[EXERCISE OBJECTIVE] Lines that contain "Control" are to be counted; give only their number.

[AVAILABLE RECORDS]

start

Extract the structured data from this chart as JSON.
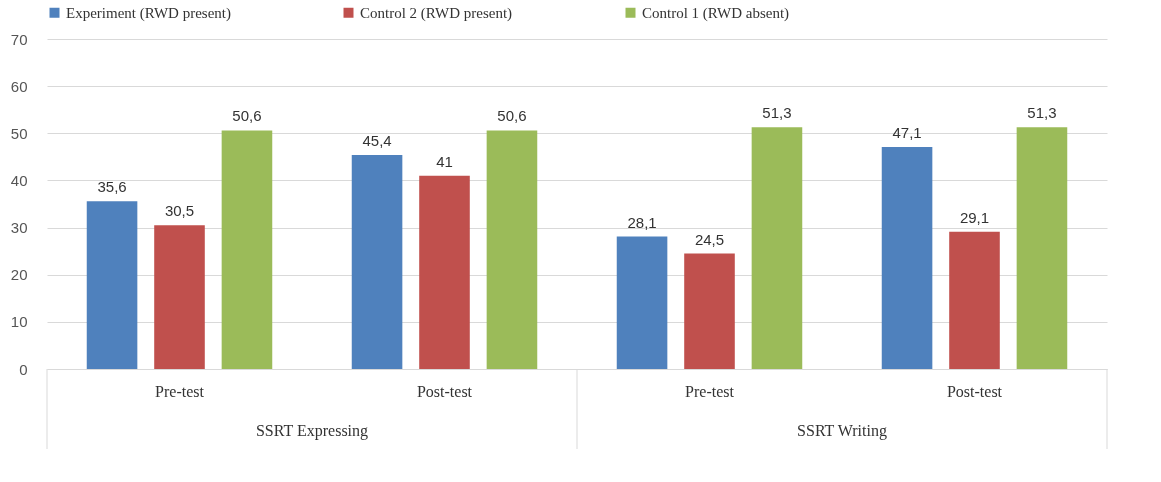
{
  "chart_data": {
    "type": "bar",
    "categories": [
      "Pre-test",
      "Post-test",
      "Pre-test",
      "Post-test"
    ],
    "annotations": [
      "SSRT Expressing",
      "SSRT Writing"
    ],
    "series": [
      {
        "name": "Experiment (RWD present)",
        "color": "#4f81bd",
        "values": [
          35.6,
          45.4,
          28.1,
          47.1
        ],
        "value_labels": [
          "35,6",
          "45,4",
          "28,1",
          "47,1"
        ]
      },
      {
        "name": "Control 2 (RWD present)",
        "color": "#c0504d",
        "values": [
          30.5,
          41,
          24.5,
          29.1
        ],
        "value_labels": [
          "30,5",
          "41",
          "24,5",
          "29,1"
        ]
      },
      {
        "name": "Control 1 (RWD absent)",
        "color": "#9bbb59",
        "values": [
          50.6,
          50.6,
          51.3,
          51.3
        ],
        "value_labels": [
          "50,6",
          "50,6",
          "51,3",
          "51,3"
        ]
      }
    ],
    "ylim": [
      0,
      70
    ],
    "yticks": [
      0,
      10,
      20,
      30,
      40,
      50,
      60,
      70
    ],
    "grid": "y",
    "legend": "top"
  }
}
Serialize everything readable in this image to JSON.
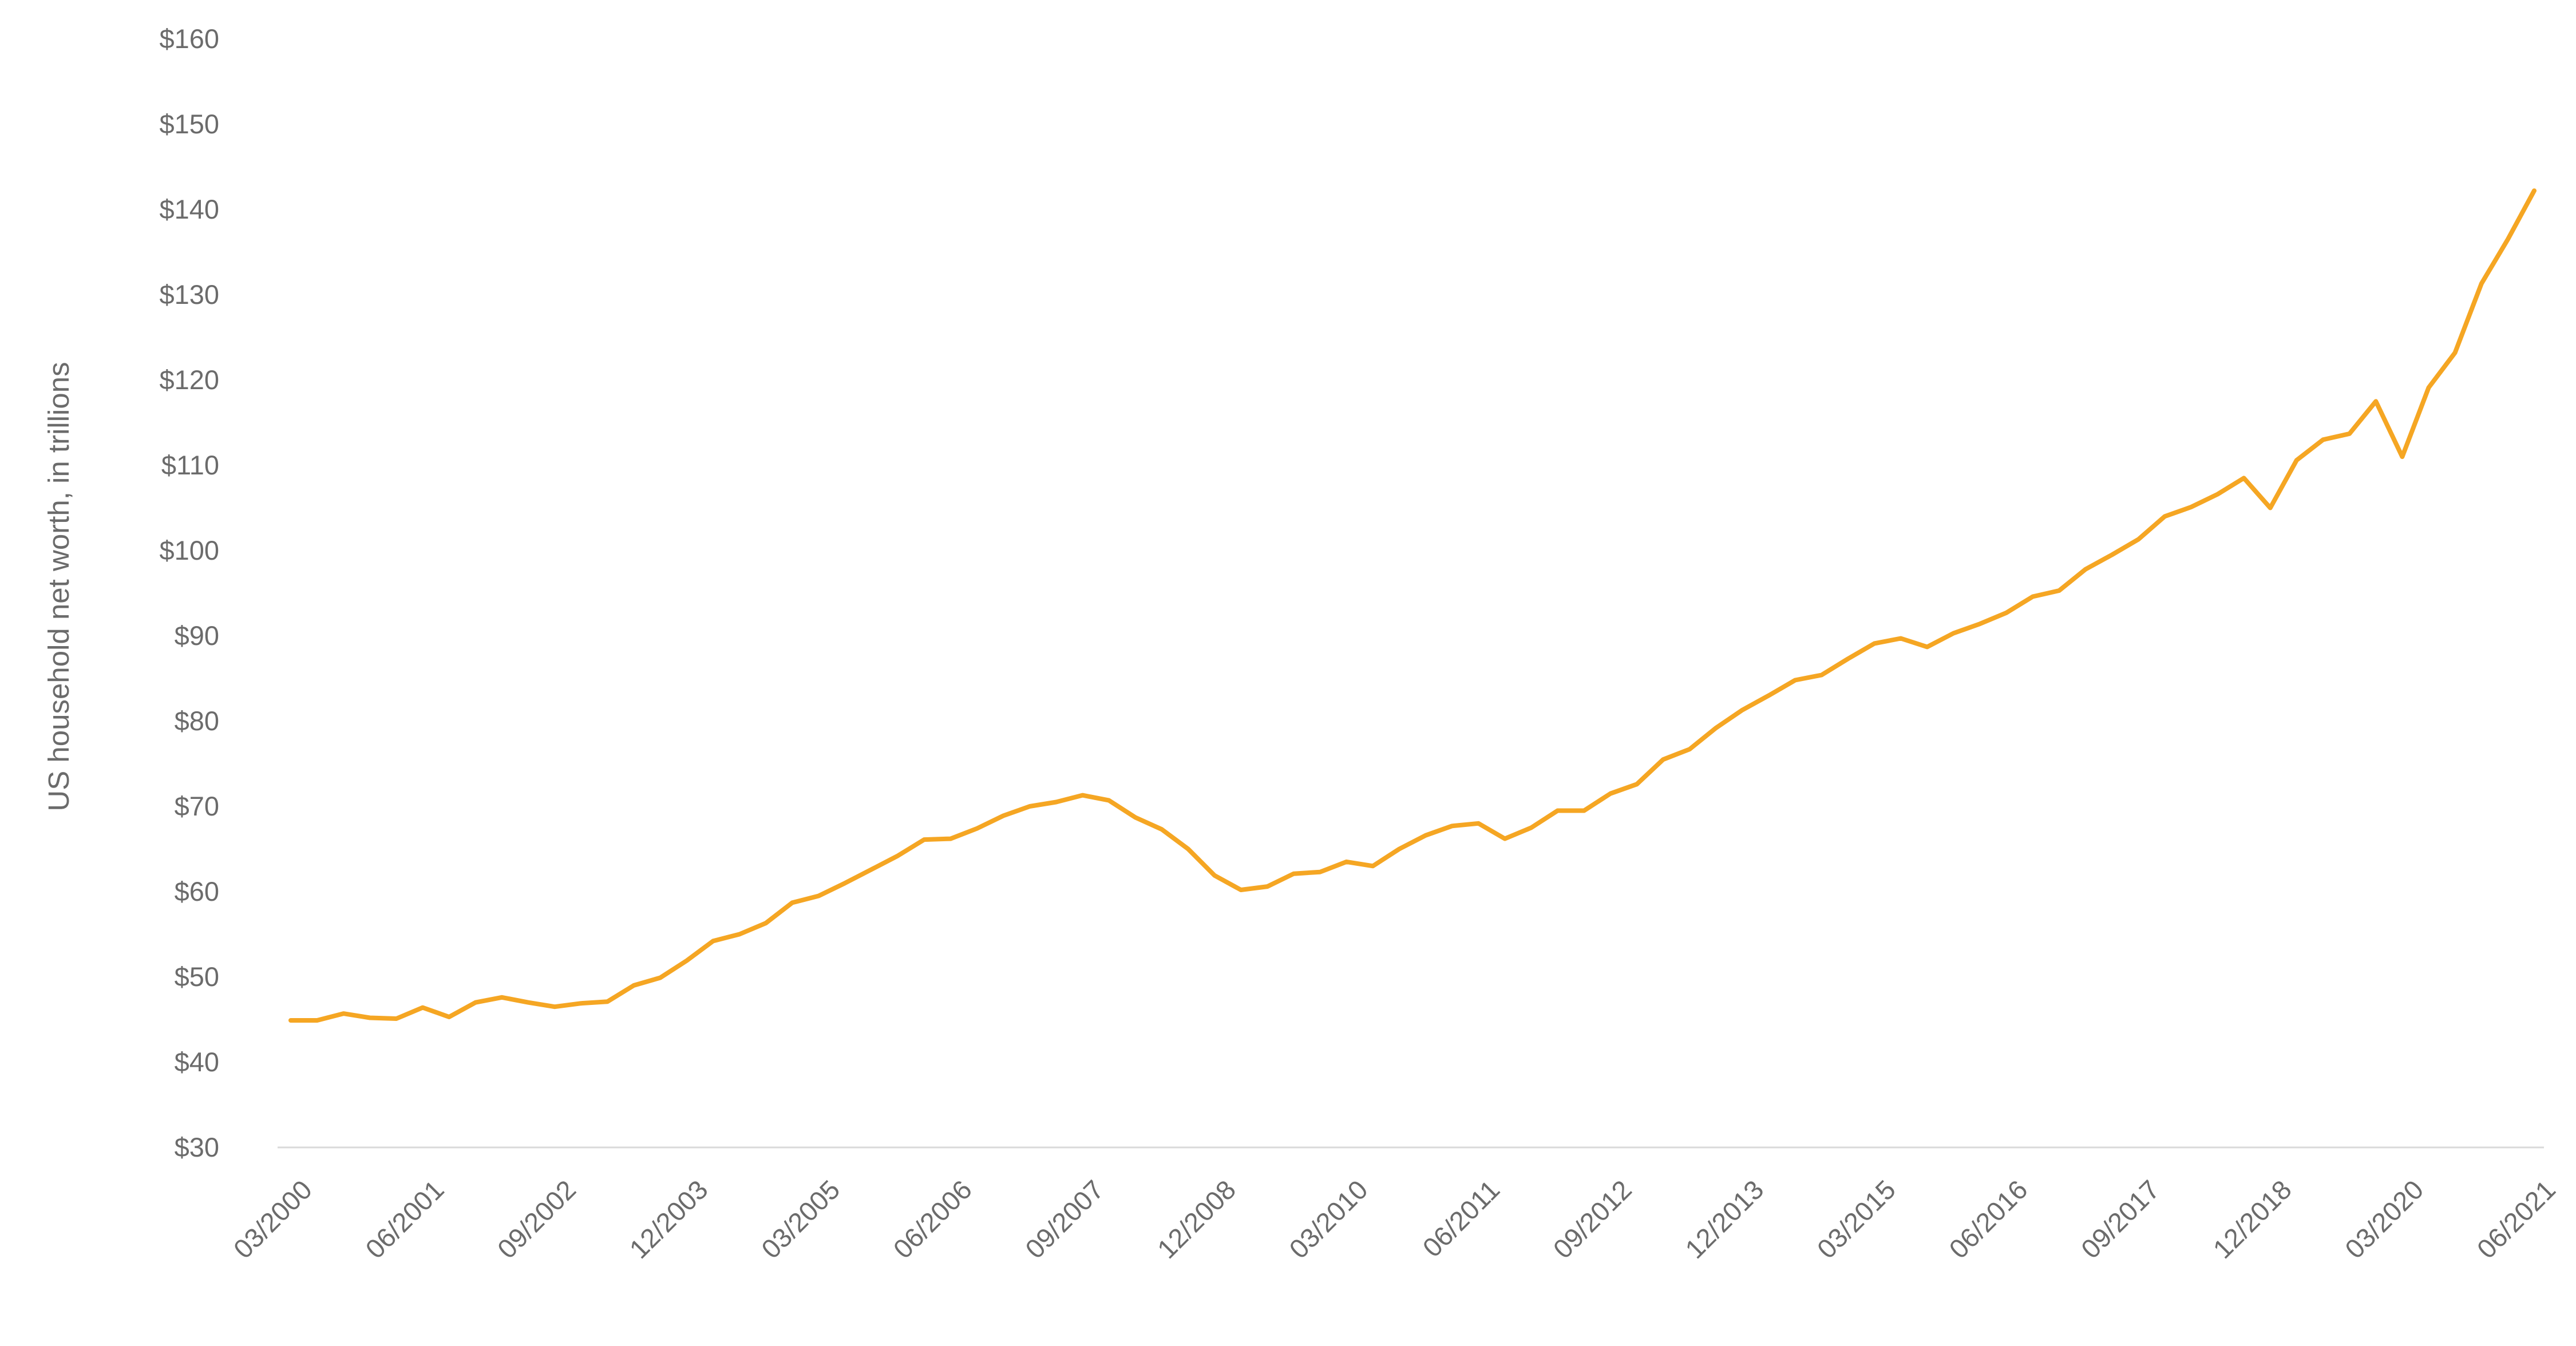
{
  "chart_data": {
    "type": "line",
    "ylabel": "US household net worth, in trillions",
    "ylim": [
      30,
      160
    ],
    "ytick_values": [
      30,
      40,
      50,
      60,
      70,
      80,
      90,
      100,
      110,
      120,
      130,
      140,
      150,
      160
    ],
    "ytick_labels": [
      "$30",
      "$40",
      "$50",
      "$60",
      "$70",
      "$80",
      "$90",
      "$100",
      "$110",
      "$120",
      "$130",
      "$140",
      "$150",
      "$160"
    ],
    "xtick_labels": [
      "03/2000",
      "06/2001",
      "09/2002",
      "12/2003",
      "03/2005",
      "06/2006",
      "09/2007",
      "12/2008",
      "03/2010",
      "06/2011",
      "09/2012",
      "12/2013",
      "03/2015",
      "06/2016",
      "09/2017",
      "12/2018",
      "03/2020",
      "06/2021"
    ],
    "xtick_positions": [
      0,
      5,
      10,
      15,
      20,
      25,
      30,
      35,
      40,
      45,
      50,
      55,
      60,
      65,
      70,
      75,
      80,
      85
    ],
    "grid": false,
    "series": [
      {
        "color": "#f5a623",
        "values": [
          44.9,
          44.9,
          45.7,
          45.2,
          45.1,
          46.4,
          45.3,
          47.0,
          47.6,
          47.0,
          46.5,
          46.9,
          47.1,
          49.0,
          49.9,
          51.9,
          54.2,
          55.0,
          56.3,
          58.7,
          59.5,
          61.0,
          62.6,
          64.2,
          66.1,
          66.2,
          67.4,
          68.9,
          70.0,
          70.5,
          71.3,
          70.7,
          68.7,
          67.3,
          65.0,
          61.9,
          60.2,
          60.6,
          62.1,
          62.3,
          63.5,
          63.0,
          65.0,
          66.6,
          67.7,
          68.0,
          66.2,
          67.5,
          69.5,
          69.5,
          71.5,
          72.6,
          75.5,
          76.7,
          79.2,
          81.3,
          83.0,
          84.8,
          85.4,
          87.3,
          89.1,
          89.7,
          88.7,
          90.3,
          91.4,
          92.7,
          94.6,
          95.3,
          97.8,
          99.5,
          101.3,
          104.0,
          105.1,
          106.6,
          108.5,
          105.0,
          110.6,
          113.0,
          113.7,
          117.5,
          111.0,
          119.1,
          123.2,
          131.3,
          136.5,
          142.2
        ]
      }
    ]
  }
}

end

[SOLUTION TO THIS PROBLEM] 2